Recorded data:
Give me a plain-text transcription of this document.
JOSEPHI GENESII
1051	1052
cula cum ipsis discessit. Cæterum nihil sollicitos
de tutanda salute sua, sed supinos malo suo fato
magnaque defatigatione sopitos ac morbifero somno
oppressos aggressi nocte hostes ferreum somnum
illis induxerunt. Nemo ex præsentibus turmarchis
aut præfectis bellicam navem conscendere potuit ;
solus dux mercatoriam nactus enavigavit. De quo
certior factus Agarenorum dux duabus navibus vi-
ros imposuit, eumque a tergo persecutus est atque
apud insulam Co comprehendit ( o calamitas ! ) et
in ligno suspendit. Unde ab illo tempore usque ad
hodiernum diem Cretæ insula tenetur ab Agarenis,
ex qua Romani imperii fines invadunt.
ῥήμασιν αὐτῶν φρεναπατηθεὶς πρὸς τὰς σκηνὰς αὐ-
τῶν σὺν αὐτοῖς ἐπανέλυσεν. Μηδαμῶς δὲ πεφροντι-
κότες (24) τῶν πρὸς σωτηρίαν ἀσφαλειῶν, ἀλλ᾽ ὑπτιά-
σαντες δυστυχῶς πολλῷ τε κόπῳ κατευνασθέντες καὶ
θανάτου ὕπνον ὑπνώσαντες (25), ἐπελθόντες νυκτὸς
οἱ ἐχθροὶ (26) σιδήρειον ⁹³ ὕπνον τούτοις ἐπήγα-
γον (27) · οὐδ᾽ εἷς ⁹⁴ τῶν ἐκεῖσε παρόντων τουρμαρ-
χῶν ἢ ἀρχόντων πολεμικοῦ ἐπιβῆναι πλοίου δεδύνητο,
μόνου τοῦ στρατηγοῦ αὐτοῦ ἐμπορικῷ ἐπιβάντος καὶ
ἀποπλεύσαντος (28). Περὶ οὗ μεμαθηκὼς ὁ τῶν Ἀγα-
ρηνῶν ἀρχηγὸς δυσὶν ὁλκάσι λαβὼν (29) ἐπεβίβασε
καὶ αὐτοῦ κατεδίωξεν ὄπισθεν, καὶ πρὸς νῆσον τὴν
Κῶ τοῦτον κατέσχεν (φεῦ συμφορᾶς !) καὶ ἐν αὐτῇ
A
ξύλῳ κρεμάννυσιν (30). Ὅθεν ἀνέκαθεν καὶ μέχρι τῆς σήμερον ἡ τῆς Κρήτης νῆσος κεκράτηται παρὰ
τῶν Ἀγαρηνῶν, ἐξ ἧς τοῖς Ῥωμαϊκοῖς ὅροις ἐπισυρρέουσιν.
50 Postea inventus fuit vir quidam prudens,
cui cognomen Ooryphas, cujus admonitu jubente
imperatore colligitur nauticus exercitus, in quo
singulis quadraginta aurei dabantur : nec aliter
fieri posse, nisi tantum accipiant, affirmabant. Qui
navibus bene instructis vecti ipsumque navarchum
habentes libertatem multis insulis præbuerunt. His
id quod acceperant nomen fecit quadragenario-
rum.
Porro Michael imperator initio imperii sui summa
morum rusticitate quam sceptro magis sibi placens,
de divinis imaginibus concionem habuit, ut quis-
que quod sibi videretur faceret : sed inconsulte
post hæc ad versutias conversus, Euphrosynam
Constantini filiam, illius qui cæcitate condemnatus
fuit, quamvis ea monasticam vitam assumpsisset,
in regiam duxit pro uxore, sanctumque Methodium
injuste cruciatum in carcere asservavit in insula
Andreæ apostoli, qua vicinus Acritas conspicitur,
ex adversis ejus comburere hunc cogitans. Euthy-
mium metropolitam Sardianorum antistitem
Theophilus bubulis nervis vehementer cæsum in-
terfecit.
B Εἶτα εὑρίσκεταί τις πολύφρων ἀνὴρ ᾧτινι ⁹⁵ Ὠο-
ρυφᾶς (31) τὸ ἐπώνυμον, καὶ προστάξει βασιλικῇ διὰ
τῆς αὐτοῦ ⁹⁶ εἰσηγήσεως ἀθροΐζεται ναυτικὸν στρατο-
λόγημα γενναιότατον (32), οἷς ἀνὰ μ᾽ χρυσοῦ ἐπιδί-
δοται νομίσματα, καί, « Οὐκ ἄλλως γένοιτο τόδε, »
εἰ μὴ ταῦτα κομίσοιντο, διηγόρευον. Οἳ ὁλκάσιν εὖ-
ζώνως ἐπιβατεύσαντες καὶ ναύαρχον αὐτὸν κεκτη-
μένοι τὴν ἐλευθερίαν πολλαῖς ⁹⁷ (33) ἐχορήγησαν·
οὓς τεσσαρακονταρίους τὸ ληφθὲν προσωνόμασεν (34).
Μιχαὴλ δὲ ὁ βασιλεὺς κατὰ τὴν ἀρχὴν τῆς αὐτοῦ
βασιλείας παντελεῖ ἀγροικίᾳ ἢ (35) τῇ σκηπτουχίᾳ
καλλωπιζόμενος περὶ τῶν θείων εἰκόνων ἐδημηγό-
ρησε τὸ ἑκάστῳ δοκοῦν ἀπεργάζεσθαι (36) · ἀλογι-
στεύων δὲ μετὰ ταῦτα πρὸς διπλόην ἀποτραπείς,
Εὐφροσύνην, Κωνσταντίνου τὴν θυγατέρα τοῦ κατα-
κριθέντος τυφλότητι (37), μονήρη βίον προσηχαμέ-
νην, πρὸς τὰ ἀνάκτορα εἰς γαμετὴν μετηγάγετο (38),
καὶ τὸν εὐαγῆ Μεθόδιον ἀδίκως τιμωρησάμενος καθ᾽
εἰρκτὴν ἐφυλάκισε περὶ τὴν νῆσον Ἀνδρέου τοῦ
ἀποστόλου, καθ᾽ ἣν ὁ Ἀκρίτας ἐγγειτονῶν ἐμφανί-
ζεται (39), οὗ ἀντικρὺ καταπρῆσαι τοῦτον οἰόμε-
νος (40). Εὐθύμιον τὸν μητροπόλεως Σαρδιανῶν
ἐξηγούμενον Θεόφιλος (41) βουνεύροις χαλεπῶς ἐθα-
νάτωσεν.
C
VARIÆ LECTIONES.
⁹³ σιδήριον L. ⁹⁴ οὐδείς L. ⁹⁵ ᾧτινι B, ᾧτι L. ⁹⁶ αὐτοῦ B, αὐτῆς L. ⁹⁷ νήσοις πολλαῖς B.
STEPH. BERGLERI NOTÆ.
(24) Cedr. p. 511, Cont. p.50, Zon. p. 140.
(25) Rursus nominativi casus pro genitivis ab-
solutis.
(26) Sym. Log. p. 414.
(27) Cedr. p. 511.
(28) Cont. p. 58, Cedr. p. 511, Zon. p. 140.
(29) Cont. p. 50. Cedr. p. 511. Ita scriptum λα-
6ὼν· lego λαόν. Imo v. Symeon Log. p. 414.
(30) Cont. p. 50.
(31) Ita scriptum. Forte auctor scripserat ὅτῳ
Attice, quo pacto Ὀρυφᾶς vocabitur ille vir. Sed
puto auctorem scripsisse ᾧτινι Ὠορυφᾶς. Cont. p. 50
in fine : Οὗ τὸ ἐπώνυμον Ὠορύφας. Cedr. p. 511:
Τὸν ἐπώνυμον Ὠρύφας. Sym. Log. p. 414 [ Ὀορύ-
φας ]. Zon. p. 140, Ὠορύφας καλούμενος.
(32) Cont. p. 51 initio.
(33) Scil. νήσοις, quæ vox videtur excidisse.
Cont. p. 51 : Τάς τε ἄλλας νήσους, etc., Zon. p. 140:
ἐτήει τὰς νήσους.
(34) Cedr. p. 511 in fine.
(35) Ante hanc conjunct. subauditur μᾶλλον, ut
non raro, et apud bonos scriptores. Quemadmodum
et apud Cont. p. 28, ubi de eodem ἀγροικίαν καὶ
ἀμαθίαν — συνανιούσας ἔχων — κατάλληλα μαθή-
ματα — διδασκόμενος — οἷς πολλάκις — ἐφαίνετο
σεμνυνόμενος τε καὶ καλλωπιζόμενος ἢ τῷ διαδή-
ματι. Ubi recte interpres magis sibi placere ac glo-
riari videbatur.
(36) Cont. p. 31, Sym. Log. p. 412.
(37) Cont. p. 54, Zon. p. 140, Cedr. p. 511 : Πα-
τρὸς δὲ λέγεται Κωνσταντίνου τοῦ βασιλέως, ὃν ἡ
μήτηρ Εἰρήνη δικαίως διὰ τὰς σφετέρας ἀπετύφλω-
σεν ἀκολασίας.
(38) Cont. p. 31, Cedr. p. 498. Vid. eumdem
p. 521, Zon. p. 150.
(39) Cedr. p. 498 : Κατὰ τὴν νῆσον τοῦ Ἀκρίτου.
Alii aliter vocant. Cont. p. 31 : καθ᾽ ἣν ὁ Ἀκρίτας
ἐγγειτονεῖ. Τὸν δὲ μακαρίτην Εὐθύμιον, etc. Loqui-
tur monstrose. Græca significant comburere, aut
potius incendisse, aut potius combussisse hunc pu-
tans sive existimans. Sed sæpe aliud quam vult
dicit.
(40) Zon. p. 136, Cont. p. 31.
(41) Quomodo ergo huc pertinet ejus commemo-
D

Work instruction: Count up the lines in the records where the string "Ἀκρίτας" appears. Your reply is that number alone.

Completed exercise: 2